-- BEGIN --
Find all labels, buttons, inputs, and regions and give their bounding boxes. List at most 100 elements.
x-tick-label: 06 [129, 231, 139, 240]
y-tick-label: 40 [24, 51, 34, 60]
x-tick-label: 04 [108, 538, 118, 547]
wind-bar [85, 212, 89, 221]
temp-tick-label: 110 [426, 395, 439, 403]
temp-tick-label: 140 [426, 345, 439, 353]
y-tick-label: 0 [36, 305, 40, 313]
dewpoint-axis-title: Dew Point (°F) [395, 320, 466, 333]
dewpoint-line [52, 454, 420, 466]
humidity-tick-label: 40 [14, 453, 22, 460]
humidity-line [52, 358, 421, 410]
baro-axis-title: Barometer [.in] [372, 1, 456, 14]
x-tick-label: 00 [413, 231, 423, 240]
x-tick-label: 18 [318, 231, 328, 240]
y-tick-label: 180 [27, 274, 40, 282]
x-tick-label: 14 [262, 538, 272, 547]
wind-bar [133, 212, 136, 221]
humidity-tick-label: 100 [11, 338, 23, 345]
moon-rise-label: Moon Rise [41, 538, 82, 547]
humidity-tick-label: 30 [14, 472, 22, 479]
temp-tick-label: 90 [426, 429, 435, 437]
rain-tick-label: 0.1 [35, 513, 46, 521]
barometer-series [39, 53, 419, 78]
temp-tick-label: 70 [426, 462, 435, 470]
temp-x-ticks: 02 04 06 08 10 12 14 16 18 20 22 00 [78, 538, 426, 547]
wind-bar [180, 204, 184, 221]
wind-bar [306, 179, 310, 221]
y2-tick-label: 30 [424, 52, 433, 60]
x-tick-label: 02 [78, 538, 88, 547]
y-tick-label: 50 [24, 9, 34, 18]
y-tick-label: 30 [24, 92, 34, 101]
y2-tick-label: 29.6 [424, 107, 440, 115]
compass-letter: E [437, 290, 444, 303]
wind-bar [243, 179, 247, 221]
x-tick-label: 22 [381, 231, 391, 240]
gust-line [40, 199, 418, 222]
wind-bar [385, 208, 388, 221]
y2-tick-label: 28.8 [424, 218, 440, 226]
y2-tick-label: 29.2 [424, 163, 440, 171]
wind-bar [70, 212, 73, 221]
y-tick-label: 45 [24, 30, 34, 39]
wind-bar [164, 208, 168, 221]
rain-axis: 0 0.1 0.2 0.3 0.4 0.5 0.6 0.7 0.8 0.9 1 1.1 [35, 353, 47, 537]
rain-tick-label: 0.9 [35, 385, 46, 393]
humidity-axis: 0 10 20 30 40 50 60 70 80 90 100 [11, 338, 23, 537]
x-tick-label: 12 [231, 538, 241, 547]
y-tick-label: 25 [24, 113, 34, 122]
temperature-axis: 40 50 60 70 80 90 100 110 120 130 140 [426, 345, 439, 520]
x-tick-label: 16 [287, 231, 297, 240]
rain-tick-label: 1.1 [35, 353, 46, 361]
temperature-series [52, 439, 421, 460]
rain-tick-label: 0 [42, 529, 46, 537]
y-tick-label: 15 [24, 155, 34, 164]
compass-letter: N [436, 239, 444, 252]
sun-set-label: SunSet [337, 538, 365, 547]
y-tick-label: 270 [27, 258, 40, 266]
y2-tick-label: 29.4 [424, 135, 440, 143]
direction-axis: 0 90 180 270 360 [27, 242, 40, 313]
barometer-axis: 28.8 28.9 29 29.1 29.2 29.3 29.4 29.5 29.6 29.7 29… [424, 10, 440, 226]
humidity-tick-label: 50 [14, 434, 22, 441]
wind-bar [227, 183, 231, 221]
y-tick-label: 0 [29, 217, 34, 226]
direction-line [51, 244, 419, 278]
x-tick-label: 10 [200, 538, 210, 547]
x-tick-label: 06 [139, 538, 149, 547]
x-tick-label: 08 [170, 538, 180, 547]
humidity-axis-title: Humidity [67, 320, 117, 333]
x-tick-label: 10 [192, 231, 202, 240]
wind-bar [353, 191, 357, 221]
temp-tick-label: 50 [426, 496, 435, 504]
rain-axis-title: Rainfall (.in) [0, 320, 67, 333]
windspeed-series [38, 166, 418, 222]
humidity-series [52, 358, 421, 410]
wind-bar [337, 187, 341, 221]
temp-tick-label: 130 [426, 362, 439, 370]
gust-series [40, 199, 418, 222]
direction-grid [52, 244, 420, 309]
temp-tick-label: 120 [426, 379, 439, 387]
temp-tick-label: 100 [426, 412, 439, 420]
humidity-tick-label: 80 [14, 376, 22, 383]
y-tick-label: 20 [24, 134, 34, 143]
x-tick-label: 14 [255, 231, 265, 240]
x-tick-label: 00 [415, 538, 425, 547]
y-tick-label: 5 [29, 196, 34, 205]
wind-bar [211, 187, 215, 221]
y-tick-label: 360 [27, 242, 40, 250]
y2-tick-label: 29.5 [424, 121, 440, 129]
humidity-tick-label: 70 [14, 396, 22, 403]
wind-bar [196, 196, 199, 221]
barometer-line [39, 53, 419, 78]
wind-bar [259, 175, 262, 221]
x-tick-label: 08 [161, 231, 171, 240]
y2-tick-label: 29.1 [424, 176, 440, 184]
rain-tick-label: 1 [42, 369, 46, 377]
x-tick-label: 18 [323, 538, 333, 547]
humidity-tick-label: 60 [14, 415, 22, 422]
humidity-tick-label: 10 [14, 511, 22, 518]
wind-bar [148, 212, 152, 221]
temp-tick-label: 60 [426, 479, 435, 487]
-- END --
Please reproduce every one of the entries above, line for line and unchanged.

Find all labels, buttons, inputs, and regions and give their bounding boxes. List at most 100 elements.
x-tick-label: 06 [129, 231, 139, 240]
y-tick-label: 40 [24, 51, 34, 60]
x-tick-label: 04 [108, 538, 118, 547]
wind-bar [85, 212, 89, 221]
temp-tick-label: 110 [426, 395, 439, 403]
temp-tick-label: 140 [426, 345, 439, 353]
y-tick-label: 0 [36, 305, 40, 313]
dewpoint-axis-title: Dew Point (°F) [395, 320, 466, 333]
dewpoint-line [52, 454, 420, 466]
humidity-tick-label: 40 [14, 453, 22, 460]
humidity-line [52, 358, 421, 410]
baro-axis-title: Barometer [.in] [372, 1, 456, 14]
x-tick-label: 00 [413, 231, 423, 240]
x-tick-label: 18 [318, 231, 328, 240]
y-tick-label: 180 [27, 274, 40, 282]
x-tick-label: 14 [262, 538, 272, 547]
wind-bar [133, 212, 136, 221]
humidity-tick-label: 100 [11, 338, 23, 345]
moon-rise-label: Moon Rise [41, 538, 82, 547]
humidity-tick-label: 30 [14, 472, 22, 479]
temp-tick-label: 90 [426, 429, 435, 437]
rain-tick-label: 0.1 [35, 513, 46, 521]
barometer-series [39, 53, 419, 78]
temp-tick-label: 70 [426, 462, 435, 470]
temp-x-ticks: 02 04 06 08 10 12 14 16 18 20 22 00 [78, 538, 426, 547]
wind-bar [180, 204, 184, 221]
wind-bar [306, 179, 310, 221]
y2-tick-label: 30 [424, 52, 433, 60]
x-tick-label: 02 [78, 538, 88, 547]
y-tick-label: 50 [24, 9, 34, 18]
y-tick-label: 30 [24, 92, 34, 101]
y2-tick-label: 29.6 [424, 107, 440, 115]
compass-letter: E [437, 290, 444, 303]
wind-bar [243, 179, 247, 221]
x-tick-label: 22 [381, 231, 391, 240]
gust-line [40, 199, 418, 222]
wind-bar [385, 208, 388, 221]
y2-tick-label: 28.8 [424, 218, 440, 226]
y2-tick-label: 29.2 [424, 163, 440, 171]
wind-bar [70, 212, 73, 221]
y-tick-label: 45 [24, 30, 34, 39]
wind-bar [164, 208, 168, 221]
rain-axis: 0 0.1 0.2 0.3 0.4 0.5 0.6 0.7 0.8 0.9 1 1.1 [35, 353, 47, 537]
rain-tick-label: 0.9 [35, 385, 46, 393]
humidity-axis: 0 10 20 30 40 50 60 70 80 90 100 [11, 338, 23, 537]
x-tick-label: 12 [231, 538, 241, 547]
y-tick-label: 25 [24, 113, 34, 122]
temperature-axis: 40 50 60 70 80 90 100 110 120 130 140 [426, 345, 439, 520]
x-tick-label: 16 [287, 231, 297, 240]
rain-tick-label: 1.1 [35, 353, 46, 361]
temperature-series [52, 439, 421, 460]
rain-tick-label: 0 [42, 529, 46, 537]
y-tick-label: 15 [24, 155, 34, 164]
compass-letter: N [436, 239, 444, 252]
sun-set-label: SunSet [337, 538, 365, 547]
y-tick-label: 270 [27, 258, 40, 266]
y2-tick-label: 29.4 [424, 135, 440, 143]
direction-axis: 0 90 180 270 360 [27, 242, 40, 313]
barometer-axis: 28.8 28.9 29 29.1 29.2 29.3 29.4 29.5 29.6 29.7 29… [424, 10, 440, 226]
humidity-tick-label: 50 [14, 434, 22, 441]
wind-bar [227, 183, 231, 221]
y-tick-label: 0 [29, 217, 34, 226]
direction-line [51, 244, 419, 278]
x-tick-label: 10 [200, 538, 210, 547]
x-tick-label: 06 [139, 538, 149, 547]
x-tick-label: 08 [170, 538, 180, 547]
humidity-axis-title: Humidity [67, 320, 117, 333]
x-tick-label: 10 [192, 231, 202, 240]
wind-bar [353, 191, 357, 221]
temp-tick-label: 50 [426, 496, 435, 504]
rain-axis-title: Rainfall (.in) [0, 320, 67, 333]
windspeed-series [38, 166, 418, 222]
humidity-series [52, 358, 421, 410]
wind-bar [337, 187, 341, 221]
temp-tick-label: 130 [426, 362, 439, 370]
gust-series [40, 199, 418, 222]
direction-grid [52, 244, 420, 309]
temp-tick-label: 120 [426, 379, 439, 387]
temp-tick-label: 100 [426, 412, 439, 420]
humidity-tick-label: 80 [14, 376, 22, 383]
y-tick-label: 20 [24, 134, 34, 143]
x-tick-label: 14 [255, 231, 265, 240]
x-tick-label: 00 [415, 538, 425, 547]
y-tick-label: 5 [29, 196, 34, 205]
wind-bar [211, 187, 215, 221]
y-tick-label: 360 [27, 242, 40, 250]
y2-tick-label: 29.5 [424, 121, 440, 129]
humidity-tick-label: 70 [14, 396, 22, 403]
wind-bar [196, 196, 199, 221]
barometer-line [39, 53, 419, 78]
wind-bar [259, 175, 262, 221]
x-tick-label: 08 [161, 231, 171, 240]
y2-tick-label: 29.1 [424, 176, 440, 184]
rain-tick-label: 1 [42, 369, 46, 377]
x-tick-label: 18 [323, 538, 333, 547]
humidity-tick-label: 60 [14, 415, 22, 422]
humidity-tick-label: 10 [14, 511, 22, 518]
wind-bar [148, 212, 152, 221]
temp-tick-label: 60 [426, 479, 435, 487]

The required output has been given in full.